* [WHAT THE TASK ASKS]:
Make an exact copy of the lines, leaving the pictures out.

* [SUPPLIED DATA]:
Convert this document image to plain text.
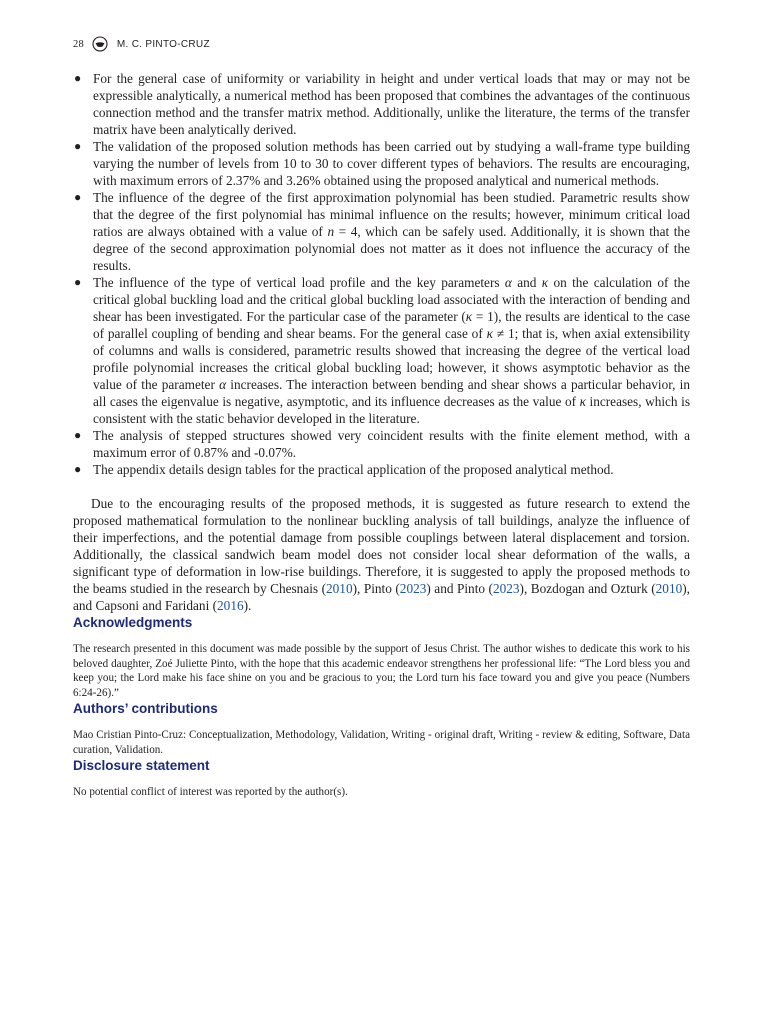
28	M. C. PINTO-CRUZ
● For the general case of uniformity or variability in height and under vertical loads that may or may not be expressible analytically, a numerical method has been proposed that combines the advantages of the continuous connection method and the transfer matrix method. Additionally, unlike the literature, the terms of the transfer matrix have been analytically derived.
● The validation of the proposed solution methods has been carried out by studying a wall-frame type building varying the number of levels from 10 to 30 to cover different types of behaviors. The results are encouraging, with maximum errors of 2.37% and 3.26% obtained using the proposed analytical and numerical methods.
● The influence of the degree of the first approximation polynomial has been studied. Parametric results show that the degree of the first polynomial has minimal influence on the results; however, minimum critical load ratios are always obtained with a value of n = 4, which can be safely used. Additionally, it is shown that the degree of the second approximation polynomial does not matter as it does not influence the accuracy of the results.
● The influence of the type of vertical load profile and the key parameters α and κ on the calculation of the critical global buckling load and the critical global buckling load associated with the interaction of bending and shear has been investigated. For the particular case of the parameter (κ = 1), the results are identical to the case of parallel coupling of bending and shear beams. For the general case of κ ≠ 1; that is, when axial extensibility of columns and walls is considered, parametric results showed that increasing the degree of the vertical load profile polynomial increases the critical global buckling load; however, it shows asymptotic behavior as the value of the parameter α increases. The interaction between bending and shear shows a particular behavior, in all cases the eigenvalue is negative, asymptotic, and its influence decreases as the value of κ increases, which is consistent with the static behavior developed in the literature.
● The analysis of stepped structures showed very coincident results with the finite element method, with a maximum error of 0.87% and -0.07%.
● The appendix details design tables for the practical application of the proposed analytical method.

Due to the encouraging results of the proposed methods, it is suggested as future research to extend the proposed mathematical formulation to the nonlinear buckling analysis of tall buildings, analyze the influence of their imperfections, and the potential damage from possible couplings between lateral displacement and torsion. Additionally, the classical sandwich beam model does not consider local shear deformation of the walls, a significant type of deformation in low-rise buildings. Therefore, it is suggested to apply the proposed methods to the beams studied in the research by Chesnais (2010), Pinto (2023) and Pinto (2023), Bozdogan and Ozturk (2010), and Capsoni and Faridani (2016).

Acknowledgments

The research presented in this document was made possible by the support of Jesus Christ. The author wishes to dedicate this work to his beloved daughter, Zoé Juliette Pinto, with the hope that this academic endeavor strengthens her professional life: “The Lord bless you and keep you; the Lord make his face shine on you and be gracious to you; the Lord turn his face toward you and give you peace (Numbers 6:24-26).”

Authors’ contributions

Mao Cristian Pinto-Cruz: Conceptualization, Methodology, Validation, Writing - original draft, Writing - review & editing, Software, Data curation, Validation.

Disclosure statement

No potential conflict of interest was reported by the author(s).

* [EXERCISE SOLUTION]:
Convert this document image to plain text.
28	M. C. PINTO-CRUZ
● For the general case of uniformity or variability in height and under vertical loads that may or may not be expressible analytically, a numerical method has been proposed that combines the advantages of the continuous connection method and the transfer matrix method. Additionally, unlike the literature, the terms of the transfer matrix have been analytically derived.
● The validation of the proposed solution methods has been carried out by studying a wall-frame type building varying the number of levels from 10 to 30 to cover different types of behaviors. The results are encouraging, with maximum errors of 2.37% and 3.26% obtained using the proposed analytical and numerical methods.
● The influence of the degree of the first approximation polynomial has been studied. Parametric results show that the degree of the first polynomial has minimal influence on the results; however, minimum critical load ratios are always obtained with a value of n = 4, which can be safely used. Additionally, it is shown that the degree of the second approximation polynomial does not matter as it does not influence the accuracy of the results.
● The influence of the type of vertical load profile and the key parameters α and κ on the calculation of the critical global buckling load and the critical global buckling load associated with the interaction of bending and shear has been investigated. For the particular case of the parameter (κ = 1), the results are identical to the case of parallel coupling of bending and shear beams. For the general case of κ ≠ 1; that is, when axial extensibility of columns and walls is considered, parametric results showed that increasing the degree of the vertical load profile polynomial increases the critical global buckling load; however, it shows asymptotic behavior as the value of the parameter α increases. The interaction between bending and shear shows a particular behavior, in all cases the eigenvalue is negative, asymptotic, and its influence decreases as the value of κ increases, which is consistent with the static behavior developed in the literature.
● The analysis of stepped structures showed very coincident results with the finite element method, with a maximum error of 0.87% and -0.07%.
● The appendix details design tables for the practical application of the proposed analytical method.

Due to the encouraging results of the proposed methods, it is suggested as future research to extend the proposed mathematical formulation to the nonlinear buckling analysis of tall buildings, analyze the influence of their imperfections, and the potential damage from possible couplings between lateral displacement and torsion. Additionally, the classical sandwich beam model does not consider local shear deformation of the walls, a significant type of deformation in low-rise buildings. Therefore, it is suggested to apply the proposed methods to the beams studied in the research by Chesnais (2010), Pinto (2023) and Pinto (2023), Bozdogan and Ozturk (2010), and Capsoni and Faridani (2016).

Acknowledgments

The research presented in this document was made possible by the support of Jesus Christ. The author wishes to dedicate this work to his beloved daughter, Zoé Juliette Pinto, with the hope that this academic endeavor strengthens her professional life: “The Lord bless you and keep you; the Lord make his face shine on you and be gracious to you; the Lord turn his face toward you and give you peace (Numbers 6:24-26).”

Authors’ contributions

Mao Cristian Pinto-Cruz: Conceptualization, Methodology, Validation, Writing - original draft, Writing - review & editing, Software, Data curation, Validation.

Disclosure statement

No potential conflict of interest was reported by the author(s).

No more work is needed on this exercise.